Take the records underneath and set them down exactly.

> **Dataset rows**
########
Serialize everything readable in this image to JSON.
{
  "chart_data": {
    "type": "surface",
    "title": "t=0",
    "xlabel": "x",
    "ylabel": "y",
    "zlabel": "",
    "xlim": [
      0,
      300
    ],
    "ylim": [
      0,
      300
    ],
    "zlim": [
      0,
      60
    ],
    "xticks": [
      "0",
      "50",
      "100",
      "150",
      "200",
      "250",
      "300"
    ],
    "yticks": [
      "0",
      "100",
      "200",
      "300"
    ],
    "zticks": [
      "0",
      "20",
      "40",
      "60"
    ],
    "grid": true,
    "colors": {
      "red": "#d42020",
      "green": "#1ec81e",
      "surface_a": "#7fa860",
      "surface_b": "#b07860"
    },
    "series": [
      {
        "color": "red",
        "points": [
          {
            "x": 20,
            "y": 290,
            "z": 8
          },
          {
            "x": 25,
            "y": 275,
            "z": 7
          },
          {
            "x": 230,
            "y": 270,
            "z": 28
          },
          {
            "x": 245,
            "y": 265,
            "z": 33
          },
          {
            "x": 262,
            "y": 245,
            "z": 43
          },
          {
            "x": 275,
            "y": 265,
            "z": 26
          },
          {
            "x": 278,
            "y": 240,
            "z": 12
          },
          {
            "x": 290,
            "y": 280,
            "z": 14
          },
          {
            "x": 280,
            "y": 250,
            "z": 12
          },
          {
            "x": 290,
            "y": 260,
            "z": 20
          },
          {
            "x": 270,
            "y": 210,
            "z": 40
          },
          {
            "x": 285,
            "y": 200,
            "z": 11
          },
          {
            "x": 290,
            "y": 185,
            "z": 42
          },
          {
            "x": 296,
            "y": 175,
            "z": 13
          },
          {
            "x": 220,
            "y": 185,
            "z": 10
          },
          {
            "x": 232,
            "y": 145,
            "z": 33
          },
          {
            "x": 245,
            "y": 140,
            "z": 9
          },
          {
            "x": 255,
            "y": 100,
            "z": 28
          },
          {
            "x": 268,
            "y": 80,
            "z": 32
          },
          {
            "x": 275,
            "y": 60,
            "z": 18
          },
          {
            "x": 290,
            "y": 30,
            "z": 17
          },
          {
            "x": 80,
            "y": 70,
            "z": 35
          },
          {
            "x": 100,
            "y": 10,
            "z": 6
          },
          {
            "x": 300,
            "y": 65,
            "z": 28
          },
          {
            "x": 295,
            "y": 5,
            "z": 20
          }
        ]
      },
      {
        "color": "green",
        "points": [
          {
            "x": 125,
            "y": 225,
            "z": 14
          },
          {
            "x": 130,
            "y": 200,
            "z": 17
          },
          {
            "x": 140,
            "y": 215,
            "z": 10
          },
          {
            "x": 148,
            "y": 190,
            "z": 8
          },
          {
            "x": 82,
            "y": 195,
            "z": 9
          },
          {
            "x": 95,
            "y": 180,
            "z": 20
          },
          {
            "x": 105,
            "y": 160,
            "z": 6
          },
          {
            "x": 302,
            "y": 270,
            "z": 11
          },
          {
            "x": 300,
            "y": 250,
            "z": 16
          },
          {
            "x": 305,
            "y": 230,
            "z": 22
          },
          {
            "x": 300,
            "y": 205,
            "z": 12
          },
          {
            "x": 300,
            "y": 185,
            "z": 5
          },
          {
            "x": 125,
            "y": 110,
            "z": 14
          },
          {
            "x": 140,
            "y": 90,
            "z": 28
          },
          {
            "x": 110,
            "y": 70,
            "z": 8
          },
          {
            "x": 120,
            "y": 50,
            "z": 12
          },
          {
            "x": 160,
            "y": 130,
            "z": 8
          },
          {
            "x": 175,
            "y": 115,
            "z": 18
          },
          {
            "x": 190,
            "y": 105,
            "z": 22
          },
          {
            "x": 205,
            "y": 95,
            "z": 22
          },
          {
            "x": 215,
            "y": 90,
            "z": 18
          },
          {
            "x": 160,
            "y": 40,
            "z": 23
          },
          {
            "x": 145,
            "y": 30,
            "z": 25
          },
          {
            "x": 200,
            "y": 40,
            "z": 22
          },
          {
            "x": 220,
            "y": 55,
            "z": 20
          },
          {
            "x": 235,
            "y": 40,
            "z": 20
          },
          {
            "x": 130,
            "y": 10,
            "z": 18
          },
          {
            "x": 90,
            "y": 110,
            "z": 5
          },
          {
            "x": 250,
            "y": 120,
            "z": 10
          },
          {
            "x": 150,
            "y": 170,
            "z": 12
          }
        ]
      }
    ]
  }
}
########
> **Response to the task**
Serialize everything readable in this image to JSON.
{
  "chart_data": {
    "type": "surface",
    "title": "t=0",
    "xlabel": "x",
    "ylabel": "y",
    "zlabel": "",
    "xlim": [
      0,
      300
    ],
    "ylim": [
      0,
      300
    ],
    "zlim": [
      0,
      60
    ],
    "xticks": [
      "0",
      "50",
      "100",
      "150",
      "200",
      "250",
      "300"
    ],
    "yticks": [
      "0",
      "100",
      "200",
      "300"
    ],
    "zticks": [
      "0",
      "20",
      "40",
      "60"
    ],
    "grid": true,
    "colors": {
      "red": "#d42020",
      "green": "#1ec81e",
      "surface_a": "#7fa860",
      "surface_b": "#b07860"
    },
    "series": [
      {
        "color": "red",
        "points": [
          {
            "x": 20,
            "y": 290,
            "z": 8
          },
          {
            "x": 25,
            "y": 275,
            "z": 7
          },
          {
            "x": 230,
            "y": 270,
            "z": 28
          },
          {
            "x": 245,
            "y": 265,
            "z": 33
          },
          {
            "x": 262,
            "y": 245,
            "z": 43
          },
          {
            "x": 275,
            "y": 265,
            "z": 26
          },
          {
            "x": 278,
            "y": 240,
            "z": 12
          },
          {
            "x": 290,
            "y": 280,
            "z": 14
          },
          {
            "x": 280,
            "y": 250,
            "z": 12
          },
          {
            "x": 290,
            "y": 260,
            "z": 20
          },
          {
            "x": 270,
            "y": 210,
            "z": 40
          },
          {
            "x": 285,
            "y": 200,
            "z": 11
          },
          {
            "x": 290,
            "y": 185,
            "z": 42
          },
          {
            "x": 296,
            "y": 175,
            "z": 13
          },
          {
            "x": 220,
            "y": 185,
            "z": 10
          },
          {
            "x": 232,
            "y": 145,
            "z": 33
          },
          {
            "x": 245,
            "y": 140,
            "z": 9
          },
          {
            "x": 255,
            "y": 100,
            "z": 28
          },
          {
            "x": 268,
            "y": 80,
            "z": 32
          },
          {
            "x": 275,
            "y": 60,
            "z": 18
          },
          {
            "x": 290,
            "y": 30,
            "z": 17
          },
          {
            "x": 80,
            "y": 70,
            "z": 35
          },
          {
            "x": 100,
            "y": 10,
            "z": 6
          },
          {
            "x": 300,
            "y": 65,
            "z": 28
          },
          {
            "x": 295,
            "y": 5,
            "z": 20
          }
        ]
      },
      {
        "color": "green",
        "points": [
          {
            "x": 125,
            "y": 225,
            "z": 14
          },
          {
            "x": 130,
            "y": 200,
            "z": 17
          },
          {
            "x": 140,
            "y": 215,
            "z": 10
          },
          {
            "x": 148,
            "y": 190,
            "z": 8
          },
          {
            "x": 82,
            "y": 195,
            "z": 9
          },
          {
            "x": 95,
            "y": 180,
            "z": 20
          },
          {
            "x": 105,
            "y": 160,
            "z": 6
          },
          {
            "x": 302,
            "y": 270,
            "z": 11
          },
          {
            "x": 300,
            "y": 250,
            "z": 16
          },
          {
            "x": 305,
            "y": 230,
            "z": 22
          },
          {
            "x": 300,
            "y": 205,
            "z": 12
          },
          {
            "x": 300,
            "y": 185,
            "z": 5
          },
          {
            "x": 125,
            "y": 110,
            "z": 14
          },
          {
            "x": 140,
            "y": 90,
            "z": 28
          },
          {
            "x": 110,
            "y": 70,
            "z": 8
          },
          {
            "x": 120,
            "y": 50,
            "z": 12
          },
          {
            "x": 160,
            "y": 130,
            "z": 8
          },
          {
            "x": 175,
            "y": 115,
            "z": 18
          },
          {
            "x": 190,
            "y": 105,
            "z": 22
          },
          {
            "x": 205,
            "y": 95,
            "z": 22
          },
          {
            "x": 215,
            "y": 90,
            "z": 18
          },
          {
            "x": 160,
            "y": 40,
            "z": 23
          },
          {
            "x": 145,
            "y": 30,
            "z": 25
          },
          {
            "x": 200,
            "y": 40,
            "z": 22
          },
          {
            "x": 220,
            "y": 55,
            "z": 20
          },
          {
            "x": 235,
            "y": 40,
            "z": 20
          },
          {
            "x": 130,
            "y": 10,
            "z": 18
          },
          {
            "x": 90,
            "y": 110,
            "z": 5
          },
          {
            "x": 250,
            "y": 120,
            "z": 10
          },
          {
            "x": 150,
            "y": 170,
            "z": 12
          }
        ]
      }
    ]
  }
}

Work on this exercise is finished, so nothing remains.